(Records about charts and figures)
------------------------------------------------

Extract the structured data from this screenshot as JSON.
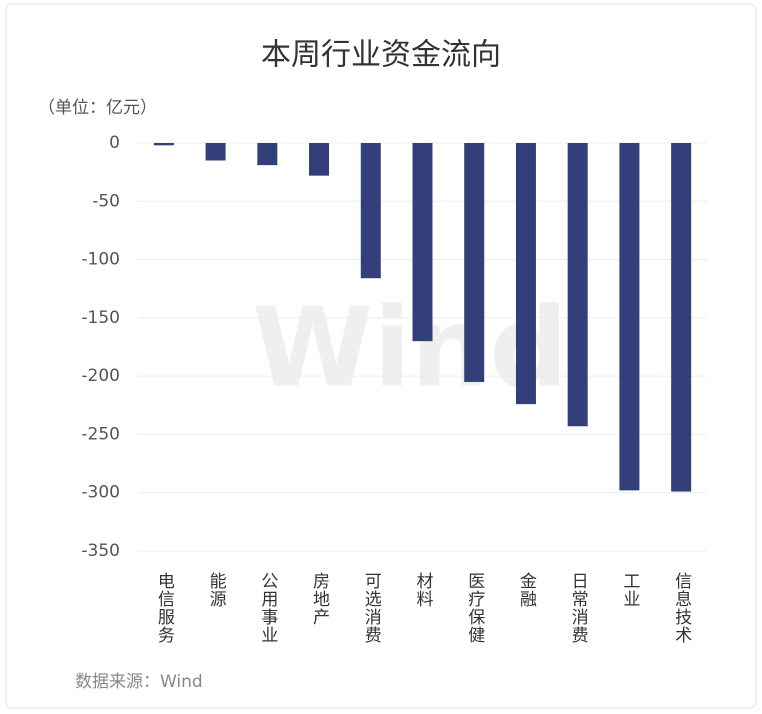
{
  "chart_data": {
    "type": "bar",
    "title": "本周行业资金流向",
    "unit_label": "（单位：亿元）",
    "source": "数据来源：Wind",
    "watermark": "Wind",
    "categories": [
      "电信服务",
      "能源",
      "公用事业",
      "房地产",
      "可选消费",
      "材料",
      "医疗保健",
      "金融",
      "日常消费",
      "工业",
      "信息技术"
    ],
    "values": [
      -2,
      -15,
      -19,
      -28,
      -116,
      -170,
      -205,
      -224,
      -243,
      -298,
      -299
    ],
    "color": "#323f78",
    "ylim": [
      -350,
      0
    ],
    "yticks": [
      0,
      -50,
      -100,
      -150,
      -200,
      -250,
      -300,
      -350
    ],
    "grid": true
  }
}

------------------------------------------------

### Exercise objective
Reproduce all of the material above word for word. Omit the pictures.

### Expected output
Extract the structured data from this screenshot as JSON.
{
  "chart_data": {
    "type": "bar",
    "title": "本周行业资金流向",
    "unit_label": "（单位：亿元）",
    "source": "数据来源：Wind",
    "watermark": "Wind",
    "categories": [
      "电信服务",
      "能源",
      "公用事业",
      "房地产",
      "可选消费",
      "材料",
      "医疗保健",
      "金融",
      "日常消费",
      "工业",
      "信息技术"
    ],
    "values": [
      -2,
      -15,
      -19,
      -28,
      -116,
      -170,
      -205,
      -224,
      -243,
      -298,
      -299
    ],
    "color": "#323f78",
    "ylim": [
      -350,
      0
    ],
    "yticks": [
      0,
      -50,
      -100,
      -150,
      -200,
      -250,
      -300,
      -350
    ],
    "grid": true
  }
}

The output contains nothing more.